Aim
Copy out each line of the data that holds the word "this".

Dataset entries
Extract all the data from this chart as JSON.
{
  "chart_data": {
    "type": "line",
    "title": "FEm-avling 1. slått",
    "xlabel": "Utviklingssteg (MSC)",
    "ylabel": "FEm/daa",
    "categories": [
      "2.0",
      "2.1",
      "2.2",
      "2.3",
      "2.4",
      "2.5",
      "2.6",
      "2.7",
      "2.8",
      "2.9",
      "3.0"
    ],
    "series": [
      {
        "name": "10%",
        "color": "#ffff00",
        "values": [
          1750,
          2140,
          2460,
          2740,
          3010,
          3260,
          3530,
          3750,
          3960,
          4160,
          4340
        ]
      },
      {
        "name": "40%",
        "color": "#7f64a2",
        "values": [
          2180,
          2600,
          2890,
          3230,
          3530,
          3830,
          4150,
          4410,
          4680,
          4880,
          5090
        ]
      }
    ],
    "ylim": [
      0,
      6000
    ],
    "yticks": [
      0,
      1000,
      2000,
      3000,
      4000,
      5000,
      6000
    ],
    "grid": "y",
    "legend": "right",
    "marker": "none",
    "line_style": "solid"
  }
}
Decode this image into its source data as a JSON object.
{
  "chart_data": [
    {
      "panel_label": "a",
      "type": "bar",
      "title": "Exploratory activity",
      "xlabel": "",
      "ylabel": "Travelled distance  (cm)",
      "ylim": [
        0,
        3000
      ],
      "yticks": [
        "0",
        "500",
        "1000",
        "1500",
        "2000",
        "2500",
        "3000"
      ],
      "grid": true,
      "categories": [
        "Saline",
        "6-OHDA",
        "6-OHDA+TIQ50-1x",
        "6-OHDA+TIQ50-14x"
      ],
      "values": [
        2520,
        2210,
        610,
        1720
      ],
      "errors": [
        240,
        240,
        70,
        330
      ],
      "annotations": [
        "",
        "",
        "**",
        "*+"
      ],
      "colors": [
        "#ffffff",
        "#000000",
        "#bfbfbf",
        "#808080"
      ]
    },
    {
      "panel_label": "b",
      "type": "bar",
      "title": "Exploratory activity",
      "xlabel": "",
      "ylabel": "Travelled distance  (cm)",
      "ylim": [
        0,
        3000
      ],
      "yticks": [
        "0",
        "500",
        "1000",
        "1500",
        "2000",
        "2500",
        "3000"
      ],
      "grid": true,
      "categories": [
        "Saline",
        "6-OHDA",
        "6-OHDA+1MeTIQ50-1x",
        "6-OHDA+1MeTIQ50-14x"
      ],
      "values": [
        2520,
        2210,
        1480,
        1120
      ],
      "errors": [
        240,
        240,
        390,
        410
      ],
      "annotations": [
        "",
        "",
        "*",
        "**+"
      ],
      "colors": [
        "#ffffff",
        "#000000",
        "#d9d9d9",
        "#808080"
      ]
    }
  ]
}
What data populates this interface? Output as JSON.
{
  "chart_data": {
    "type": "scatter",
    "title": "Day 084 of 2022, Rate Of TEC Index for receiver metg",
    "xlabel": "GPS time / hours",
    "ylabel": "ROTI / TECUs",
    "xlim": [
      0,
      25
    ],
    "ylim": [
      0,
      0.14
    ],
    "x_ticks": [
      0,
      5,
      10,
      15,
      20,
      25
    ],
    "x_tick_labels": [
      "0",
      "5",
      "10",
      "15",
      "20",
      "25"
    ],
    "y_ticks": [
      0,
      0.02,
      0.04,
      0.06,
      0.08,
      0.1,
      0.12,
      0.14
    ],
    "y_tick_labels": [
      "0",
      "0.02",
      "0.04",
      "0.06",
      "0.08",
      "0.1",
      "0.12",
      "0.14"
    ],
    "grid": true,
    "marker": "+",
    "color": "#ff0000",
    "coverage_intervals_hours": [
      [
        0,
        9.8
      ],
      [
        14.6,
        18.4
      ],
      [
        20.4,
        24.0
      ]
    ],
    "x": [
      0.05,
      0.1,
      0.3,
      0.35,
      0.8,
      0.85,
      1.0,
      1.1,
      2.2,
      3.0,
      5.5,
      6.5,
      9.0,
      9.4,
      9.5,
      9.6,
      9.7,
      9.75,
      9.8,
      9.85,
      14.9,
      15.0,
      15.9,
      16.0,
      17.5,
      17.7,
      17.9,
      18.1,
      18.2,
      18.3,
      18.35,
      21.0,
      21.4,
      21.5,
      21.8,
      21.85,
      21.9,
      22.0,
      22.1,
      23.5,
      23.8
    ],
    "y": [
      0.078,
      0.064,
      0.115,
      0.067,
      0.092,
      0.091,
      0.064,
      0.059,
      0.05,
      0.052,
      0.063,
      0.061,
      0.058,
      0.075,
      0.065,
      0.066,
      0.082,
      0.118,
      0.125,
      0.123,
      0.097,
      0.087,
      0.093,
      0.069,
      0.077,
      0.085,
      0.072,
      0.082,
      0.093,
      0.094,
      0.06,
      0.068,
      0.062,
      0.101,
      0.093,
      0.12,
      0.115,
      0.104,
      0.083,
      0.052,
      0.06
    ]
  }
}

Finished exercise
Extract all the data from this chart as JSON.
Decode this image into its source data as a JSON object.
What data populates this interface? Output as JSON.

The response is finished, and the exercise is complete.